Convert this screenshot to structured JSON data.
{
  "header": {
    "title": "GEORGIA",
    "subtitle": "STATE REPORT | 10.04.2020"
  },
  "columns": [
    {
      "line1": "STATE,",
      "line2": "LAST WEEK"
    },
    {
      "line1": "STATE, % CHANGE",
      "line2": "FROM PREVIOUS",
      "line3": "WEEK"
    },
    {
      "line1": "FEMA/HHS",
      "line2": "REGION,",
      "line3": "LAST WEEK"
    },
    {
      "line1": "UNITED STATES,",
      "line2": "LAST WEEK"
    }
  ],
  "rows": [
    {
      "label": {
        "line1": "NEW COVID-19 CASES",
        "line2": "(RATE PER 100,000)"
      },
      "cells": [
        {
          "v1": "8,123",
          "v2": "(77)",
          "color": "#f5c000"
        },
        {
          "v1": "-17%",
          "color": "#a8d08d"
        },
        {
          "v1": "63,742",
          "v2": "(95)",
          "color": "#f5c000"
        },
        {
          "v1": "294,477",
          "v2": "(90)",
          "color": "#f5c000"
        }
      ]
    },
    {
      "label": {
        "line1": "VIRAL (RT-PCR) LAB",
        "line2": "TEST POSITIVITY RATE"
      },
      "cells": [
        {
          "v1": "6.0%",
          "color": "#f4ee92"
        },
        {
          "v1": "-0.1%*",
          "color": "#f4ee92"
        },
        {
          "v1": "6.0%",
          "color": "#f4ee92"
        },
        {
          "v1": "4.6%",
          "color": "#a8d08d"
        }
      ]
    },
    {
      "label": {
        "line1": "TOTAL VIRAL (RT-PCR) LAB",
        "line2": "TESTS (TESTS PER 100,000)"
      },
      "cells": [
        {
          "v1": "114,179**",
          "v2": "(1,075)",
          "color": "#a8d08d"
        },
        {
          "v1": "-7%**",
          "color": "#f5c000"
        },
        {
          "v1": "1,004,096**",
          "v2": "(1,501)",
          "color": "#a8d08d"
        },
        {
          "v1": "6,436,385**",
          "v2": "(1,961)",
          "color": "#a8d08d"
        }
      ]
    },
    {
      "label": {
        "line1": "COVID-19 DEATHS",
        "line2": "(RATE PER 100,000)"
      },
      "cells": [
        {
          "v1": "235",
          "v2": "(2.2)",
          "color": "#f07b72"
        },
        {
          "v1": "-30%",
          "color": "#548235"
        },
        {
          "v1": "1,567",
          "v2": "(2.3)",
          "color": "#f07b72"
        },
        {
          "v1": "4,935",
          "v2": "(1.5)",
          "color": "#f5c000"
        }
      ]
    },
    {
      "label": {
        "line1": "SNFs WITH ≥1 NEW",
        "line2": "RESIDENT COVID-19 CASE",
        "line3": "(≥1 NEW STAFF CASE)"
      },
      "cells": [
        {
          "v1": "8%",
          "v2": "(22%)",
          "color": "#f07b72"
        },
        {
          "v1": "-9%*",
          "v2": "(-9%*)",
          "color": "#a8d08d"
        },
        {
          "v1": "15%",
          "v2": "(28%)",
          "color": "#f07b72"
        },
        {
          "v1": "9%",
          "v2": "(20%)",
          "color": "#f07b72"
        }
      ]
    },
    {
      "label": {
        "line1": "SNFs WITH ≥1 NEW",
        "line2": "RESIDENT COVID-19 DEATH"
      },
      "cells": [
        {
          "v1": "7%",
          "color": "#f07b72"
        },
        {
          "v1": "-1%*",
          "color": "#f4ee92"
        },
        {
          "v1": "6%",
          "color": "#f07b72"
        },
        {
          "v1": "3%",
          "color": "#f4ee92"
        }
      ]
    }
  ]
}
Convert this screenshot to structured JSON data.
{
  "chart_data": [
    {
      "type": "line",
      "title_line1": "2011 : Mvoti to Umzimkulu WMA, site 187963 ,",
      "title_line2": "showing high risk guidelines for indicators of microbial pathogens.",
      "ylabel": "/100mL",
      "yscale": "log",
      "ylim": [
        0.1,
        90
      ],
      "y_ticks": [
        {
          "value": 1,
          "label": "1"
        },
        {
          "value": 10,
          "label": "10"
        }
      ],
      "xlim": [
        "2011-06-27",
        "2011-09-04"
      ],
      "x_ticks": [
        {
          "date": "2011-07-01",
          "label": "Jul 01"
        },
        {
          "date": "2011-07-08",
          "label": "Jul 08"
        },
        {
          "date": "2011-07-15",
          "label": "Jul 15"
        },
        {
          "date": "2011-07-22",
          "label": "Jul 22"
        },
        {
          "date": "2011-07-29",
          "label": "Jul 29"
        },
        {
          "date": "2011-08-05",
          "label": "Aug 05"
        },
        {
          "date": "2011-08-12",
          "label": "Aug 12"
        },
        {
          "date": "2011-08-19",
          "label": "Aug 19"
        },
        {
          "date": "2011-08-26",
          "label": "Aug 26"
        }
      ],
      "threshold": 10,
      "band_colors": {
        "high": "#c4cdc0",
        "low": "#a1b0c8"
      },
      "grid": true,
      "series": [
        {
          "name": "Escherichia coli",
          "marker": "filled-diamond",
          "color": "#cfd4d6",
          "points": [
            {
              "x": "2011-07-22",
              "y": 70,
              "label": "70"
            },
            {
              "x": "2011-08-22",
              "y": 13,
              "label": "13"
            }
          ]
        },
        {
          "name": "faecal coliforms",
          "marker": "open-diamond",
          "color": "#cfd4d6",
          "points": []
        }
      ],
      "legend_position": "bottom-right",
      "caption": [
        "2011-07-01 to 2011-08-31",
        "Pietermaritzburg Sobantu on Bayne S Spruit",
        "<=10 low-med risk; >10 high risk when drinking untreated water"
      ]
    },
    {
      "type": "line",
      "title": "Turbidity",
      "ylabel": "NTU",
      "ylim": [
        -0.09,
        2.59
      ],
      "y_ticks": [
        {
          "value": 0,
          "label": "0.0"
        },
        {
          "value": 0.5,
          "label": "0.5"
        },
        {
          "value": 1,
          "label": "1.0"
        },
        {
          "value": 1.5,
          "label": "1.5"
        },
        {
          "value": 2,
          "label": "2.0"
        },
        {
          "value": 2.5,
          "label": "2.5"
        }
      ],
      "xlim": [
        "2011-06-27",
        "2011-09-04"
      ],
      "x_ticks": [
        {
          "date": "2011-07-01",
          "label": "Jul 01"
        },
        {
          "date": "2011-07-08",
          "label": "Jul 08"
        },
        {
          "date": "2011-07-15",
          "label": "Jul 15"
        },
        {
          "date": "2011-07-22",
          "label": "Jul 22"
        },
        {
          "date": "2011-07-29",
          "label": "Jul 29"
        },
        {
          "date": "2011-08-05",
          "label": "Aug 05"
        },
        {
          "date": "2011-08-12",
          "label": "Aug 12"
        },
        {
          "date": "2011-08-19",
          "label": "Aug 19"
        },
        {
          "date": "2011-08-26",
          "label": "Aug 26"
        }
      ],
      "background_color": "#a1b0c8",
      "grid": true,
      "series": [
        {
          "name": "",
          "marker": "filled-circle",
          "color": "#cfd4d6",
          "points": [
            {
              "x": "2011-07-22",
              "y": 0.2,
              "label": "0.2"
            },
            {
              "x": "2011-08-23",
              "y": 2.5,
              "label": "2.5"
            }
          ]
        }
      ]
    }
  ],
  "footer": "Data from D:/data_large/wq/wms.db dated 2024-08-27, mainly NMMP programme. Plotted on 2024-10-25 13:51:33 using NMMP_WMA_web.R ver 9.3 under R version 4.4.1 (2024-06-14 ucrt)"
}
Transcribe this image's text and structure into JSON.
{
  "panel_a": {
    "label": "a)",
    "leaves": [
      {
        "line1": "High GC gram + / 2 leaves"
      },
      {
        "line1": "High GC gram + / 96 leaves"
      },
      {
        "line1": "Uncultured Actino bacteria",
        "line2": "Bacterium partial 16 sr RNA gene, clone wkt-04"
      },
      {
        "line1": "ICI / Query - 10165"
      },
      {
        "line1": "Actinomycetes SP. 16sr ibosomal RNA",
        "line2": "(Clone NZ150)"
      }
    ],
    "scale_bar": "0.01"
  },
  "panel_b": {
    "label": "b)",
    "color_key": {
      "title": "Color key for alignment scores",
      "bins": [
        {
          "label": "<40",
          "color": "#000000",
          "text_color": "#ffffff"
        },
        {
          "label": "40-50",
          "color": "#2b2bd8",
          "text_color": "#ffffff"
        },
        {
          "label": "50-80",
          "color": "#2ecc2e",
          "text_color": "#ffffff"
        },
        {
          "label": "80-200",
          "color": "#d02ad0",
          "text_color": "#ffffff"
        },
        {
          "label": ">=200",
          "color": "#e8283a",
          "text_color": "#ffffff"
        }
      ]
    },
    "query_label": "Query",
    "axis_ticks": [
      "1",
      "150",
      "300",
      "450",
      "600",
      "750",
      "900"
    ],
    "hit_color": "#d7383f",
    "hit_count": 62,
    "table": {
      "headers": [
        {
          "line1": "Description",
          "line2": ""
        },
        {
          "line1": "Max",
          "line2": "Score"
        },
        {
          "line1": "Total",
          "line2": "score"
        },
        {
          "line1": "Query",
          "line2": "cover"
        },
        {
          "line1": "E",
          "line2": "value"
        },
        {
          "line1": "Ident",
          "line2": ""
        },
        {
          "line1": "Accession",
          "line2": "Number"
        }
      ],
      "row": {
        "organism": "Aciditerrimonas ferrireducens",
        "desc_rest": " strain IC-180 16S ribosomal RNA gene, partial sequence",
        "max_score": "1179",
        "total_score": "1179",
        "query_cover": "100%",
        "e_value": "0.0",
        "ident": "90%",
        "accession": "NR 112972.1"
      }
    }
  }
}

What is being asked:
Only lines that include "partial" belong in the answer; copy all of them from the listing.

Exercise response:
        "line2": "Bacterium partial 16 sr RNA gene, clone wkt-04"
        "desc_rest": " strain IC-180 16S ribosomal RNA gene, partial sequence",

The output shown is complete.